● **Written task**: In the listing below, find every line with the string "四川省仪陇中学校" and pull it out.

● **Dataset excerpts**:
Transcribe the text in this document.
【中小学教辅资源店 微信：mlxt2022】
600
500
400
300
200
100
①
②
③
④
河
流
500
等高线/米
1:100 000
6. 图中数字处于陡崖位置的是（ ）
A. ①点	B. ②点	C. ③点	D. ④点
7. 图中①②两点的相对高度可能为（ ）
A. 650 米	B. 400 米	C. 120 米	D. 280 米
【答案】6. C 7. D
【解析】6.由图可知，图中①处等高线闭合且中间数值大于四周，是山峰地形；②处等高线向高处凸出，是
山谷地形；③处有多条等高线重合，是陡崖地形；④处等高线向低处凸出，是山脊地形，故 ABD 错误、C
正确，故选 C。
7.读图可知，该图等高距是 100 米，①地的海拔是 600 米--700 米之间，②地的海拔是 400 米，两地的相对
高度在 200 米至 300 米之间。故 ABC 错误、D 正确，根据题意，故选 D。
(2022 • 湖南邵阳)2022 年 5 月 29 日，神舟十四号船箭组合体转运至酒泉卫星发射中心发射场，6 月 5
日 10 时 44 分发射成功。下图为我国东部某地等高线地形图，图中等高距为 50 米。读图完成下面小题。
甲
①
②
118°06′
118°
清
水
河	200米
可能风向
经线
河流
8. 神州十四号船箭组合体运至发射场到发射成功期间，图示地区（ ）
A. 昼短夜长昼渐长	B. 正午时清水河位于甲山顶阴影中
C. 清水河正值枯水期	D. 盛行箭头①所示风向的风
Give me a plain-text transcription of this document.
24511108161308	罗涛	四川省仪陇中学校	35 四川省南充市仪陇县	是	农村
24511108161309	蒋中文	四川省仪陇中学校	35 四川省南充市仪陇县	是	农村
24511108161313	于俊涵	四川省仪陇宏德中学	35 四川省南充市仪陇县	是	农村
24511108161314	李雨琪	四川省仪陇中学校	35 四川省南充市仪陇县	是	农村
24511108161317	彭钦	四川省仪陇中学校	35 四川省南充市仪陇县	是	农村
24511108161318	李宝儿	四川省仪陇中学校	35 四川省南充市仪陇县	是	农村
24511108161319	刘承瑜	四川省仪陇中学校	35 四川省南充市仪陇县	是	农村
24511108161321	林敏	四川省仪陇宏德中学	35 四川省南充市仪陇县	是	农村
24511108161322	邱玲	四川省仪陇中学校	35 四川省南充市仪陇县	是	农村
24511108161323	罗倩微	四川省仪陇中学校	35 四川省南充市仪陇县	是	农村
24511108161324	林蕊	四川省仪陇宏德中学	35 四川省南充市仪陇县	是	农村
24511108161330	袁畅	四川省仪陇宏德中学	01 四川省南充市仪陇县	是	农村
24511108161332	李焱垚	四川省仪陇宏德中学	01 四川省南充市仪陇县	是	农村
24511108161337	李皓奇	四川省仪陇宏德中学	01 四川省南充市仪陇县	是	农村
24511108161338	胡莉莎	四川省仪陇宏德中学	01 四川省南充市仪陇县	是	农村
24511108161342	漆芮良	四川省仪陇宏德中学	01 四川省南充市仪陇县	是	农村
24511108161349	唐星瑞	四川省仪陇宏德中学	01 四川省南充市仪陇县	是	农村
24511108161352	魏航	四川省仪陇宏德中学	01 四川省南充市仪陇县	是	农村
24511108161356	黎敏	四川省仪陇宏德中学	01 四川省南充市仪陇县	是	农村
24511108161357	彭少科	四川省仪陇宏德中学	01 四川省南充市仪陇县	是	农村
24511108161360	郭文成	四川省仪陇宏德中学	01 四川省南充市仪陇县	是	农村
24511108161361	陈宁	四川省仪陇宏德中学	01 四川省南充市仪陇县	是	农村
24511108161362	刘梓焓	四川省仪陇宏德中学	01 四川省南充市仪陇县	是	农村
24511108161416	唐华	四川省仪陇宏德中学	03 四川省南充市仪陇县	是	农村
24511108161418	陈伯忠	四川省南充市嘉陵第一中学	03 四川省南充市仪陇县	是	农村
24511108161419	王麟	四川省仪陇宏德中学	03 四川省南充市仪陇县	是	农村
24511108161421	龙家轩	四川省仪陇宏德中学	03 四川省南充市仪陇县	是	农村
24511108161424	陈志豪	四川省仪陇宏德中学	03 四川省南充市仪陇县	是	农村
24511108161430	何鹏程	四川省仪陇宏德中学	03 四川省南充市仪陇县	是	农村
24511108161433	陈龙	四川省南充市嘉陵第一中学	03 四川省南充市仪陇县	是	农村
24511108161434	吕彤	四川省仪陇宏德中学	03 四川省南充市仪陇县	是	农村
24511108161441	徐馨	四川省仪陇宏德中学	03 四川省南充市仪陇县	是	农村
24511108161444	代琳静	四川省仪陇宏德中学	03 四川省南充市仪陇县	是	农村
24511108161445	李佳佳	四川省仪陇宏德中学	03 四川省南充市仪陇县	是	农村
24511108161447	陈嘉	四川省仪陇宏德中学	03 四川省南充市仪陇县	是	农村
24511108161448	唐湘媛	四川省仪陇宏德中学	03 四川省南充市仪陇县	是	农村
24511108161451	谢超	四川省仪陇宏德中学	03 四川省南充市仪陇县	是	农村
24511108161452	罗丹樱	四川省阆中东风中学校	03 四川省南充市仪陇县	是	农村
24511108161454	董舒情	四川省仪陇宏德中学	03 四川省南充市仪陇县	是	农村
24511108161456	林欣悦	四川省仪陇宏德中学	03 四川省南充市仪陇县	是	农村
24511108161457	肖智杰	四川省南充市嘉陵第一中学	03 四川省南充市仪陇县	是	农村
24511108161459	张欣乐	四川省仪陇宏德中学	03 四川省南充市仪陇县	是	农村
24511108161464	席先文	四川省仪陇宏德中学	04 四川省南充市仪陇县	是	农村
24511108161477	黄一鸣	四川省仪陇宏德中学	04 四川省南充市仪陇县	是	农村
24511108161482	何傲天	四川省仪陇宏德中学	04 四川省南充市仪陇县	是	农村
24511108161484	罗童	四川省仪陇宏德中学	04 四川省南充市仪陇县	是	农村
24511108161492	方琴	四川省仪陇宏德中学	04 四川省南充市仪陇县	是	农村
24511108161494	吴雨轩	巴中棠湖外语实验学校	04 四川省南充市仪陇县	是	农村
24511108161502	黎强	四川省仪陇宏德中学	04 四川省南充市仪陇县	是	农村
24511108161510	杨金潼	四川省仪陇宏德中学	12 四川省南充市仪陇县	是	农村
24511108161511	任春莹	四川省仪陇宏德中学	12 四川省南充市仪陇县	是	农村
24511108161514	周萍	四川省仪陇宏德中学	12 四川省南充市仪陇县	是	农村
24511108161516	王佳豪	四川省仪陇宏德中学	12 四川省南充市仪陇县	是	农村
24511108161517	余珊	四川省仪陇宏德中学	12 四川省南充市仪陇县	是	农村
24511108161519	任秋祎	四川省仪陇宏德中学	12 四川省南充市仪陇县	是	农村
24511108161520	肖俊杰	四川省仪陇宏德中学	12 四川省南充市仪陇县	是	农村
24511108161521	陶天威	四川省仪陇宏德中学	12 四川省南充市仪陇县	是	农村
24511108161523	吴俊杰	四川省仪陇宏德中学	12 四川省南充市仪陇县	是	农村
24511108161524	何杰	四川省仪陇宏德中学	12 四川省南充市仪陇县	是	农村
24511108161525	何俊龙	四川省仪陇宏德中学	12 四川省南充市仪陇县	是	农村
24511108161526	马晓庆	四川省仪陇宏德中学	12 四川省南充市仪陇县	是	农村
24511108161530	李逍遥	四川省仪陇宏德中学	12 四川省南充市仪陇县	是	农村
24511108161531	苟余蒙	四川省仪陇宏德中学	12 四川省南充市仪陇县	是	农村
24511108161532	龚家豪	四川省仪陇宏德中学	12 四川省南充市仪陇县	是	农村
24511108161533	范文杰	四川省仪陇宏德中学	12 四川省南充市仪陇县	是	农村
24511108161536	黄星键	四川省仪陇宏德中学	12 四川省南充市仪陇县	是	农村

● **Result of this task**:
24511108161308	罗涛	四川省仪陇中学校	35 四川省南充市仪陇县	是	农村
24511108161309	蒋中文	四川省仪陇中学校	35 四川省南充市仪陇县	是	农村
24511108161314	李雨琪	四川省仪陇中学校	35 四川省南充市仪陇县	是	农村
24511108161317	彭钦	四川省仪陇中学校	35 四川省南充市仪陇县	是	农村
24511108161318	李宝儿	四川省仪陇中学校	35 四川省南充市仪陇县	是	农村
24511108161319	刘承瑜	四川省仪陇中学校	35 四川省南充市仪陇县	是	农村
24511108161322	邱玲	四川省仪陇中学校	35 四川省南充市仪陇县	是	农村
24511108161323	罗倩微	四川省仪陇中学校	35 四川省南充市仪陇县	是	农村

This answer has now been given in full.